• [RECORDS SUPPLIED]:
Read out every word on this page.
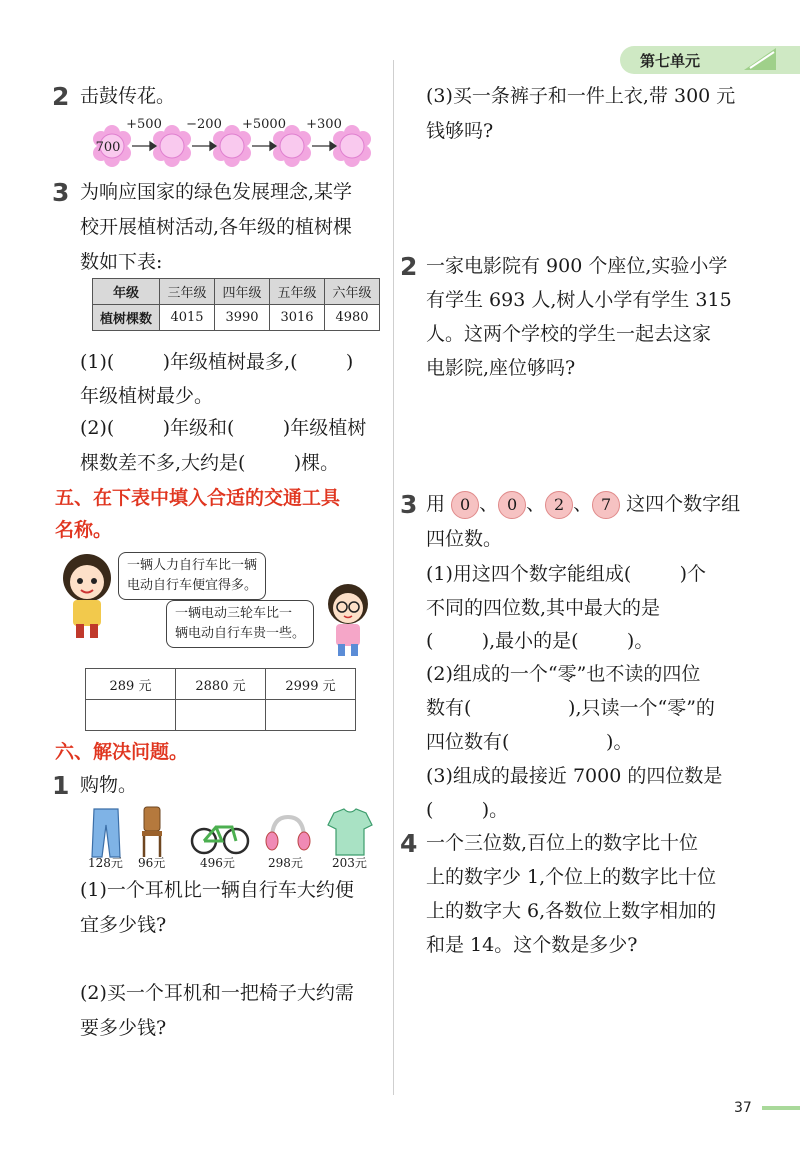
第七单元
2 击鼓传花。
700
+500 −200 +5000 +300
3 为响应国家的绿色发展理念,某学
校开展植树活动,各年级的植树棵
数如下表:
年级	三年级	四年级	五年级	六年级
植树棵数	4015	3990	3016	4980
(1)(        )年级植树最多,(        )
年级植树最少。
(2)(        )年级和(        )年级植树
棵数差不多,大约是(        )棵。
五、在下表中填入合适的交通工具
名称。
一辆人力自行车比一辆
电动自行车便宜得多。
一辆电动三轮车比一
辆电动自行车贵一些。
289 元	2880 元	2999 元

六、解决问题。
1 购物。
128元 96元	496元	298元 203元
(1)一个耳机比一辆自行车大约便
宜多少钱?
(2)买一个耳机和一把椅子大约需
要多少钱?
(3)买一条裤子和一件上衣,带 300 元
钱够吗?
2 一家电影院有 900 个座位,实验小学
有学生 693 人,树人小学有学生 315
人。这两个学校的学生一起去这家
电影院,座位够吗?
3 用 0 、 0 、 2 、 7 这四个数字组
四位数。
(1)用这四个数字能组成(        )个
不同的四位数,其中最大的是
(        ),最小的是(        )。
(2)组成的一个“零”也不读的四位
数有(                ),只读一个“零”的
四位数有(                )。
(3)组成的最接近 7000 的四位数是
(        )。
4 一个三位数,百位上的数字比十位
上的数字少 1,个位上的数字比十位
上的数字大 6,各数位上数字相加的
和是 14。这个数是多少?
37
...
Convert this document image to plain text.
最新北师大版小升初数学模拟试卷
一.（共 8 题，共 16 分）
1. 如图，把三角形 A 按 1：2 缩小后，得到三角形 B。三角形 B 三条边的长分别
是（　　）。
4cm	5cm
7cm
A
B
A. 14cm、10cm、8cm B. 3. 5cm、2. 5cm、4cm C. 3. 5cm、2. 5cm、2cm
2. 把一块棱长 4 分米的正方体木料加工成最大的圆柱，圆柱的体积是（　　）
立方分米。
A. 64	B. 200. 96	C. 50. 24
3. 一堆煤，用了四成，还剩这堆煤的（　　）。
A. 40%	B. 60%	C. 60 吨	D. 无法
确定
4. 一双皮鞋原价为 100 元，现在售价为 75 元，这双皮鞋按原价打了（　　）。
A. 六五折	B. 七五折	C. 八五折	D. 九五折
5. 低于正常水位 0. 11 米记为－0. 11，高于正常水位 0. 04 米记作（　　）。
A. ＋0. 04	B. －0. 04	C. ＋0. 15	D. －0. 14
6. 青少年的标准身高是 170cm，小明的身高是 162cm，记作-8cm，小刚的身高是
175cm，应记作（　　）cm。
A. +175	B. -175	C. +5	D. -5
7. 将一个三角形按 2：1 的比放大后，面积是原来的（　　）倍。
---
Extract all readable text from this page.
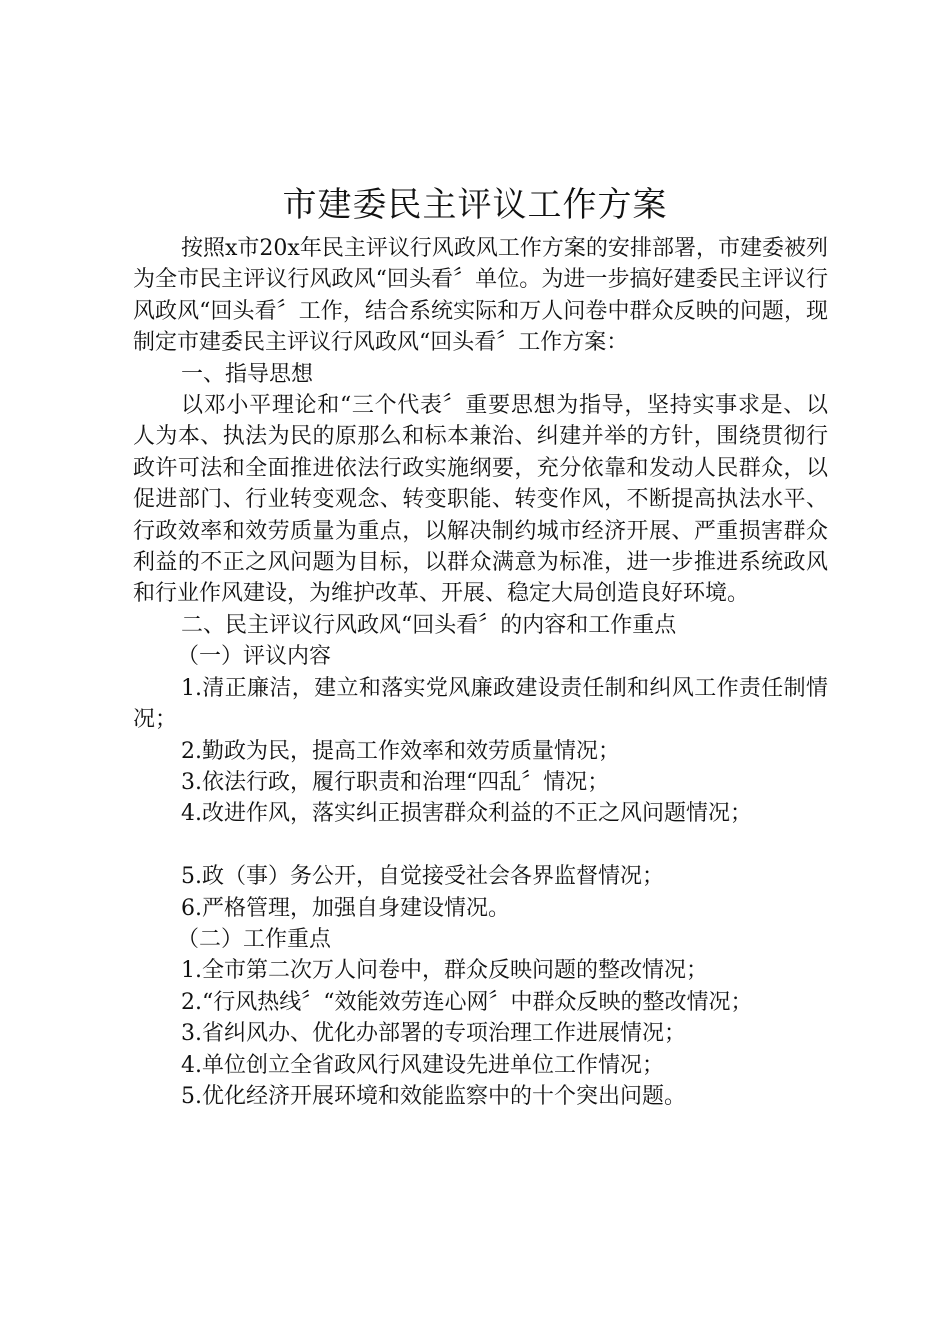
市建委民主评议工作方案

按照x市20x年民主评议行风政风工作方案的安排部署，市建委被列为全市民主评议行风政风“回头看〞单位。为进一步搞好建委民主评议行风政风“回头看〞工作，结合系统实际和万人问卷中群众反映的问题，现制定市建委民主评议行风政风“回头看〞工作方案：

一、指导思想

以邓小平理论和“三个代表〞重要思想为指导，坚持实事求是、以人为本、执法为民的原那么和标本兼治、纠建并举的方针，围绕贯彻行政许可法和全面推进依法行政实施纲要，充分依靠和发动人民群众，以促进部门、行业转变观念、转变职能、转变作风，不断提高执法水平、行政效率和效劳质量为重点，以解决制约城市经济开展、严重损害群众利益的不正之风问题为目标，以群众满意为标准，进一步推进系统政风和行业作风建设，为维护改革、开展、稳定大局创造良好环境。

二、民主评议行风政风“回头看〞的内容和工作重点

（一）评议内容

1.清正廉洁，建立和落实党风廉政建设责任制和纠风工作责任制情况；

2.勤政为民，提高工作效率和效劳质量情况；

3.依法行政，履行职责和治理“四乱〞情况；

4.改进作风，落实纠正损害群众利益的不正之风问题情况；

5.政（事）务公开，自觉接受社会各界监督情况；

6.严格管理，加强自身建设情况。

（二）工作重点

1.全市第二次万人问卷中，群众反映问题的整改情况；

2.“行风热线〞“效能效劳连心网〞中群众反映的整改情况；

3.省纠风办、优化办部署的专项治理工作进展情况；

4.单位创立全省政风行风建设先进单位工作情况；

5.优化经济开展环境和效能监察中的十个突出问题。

• [SHORT TASK]:
Which lines above hold the word "page"? Copy each of them.

• [SOLUTION TO THE PROBLEM]:
Read out every word on this page.
Extract all readable text from this page.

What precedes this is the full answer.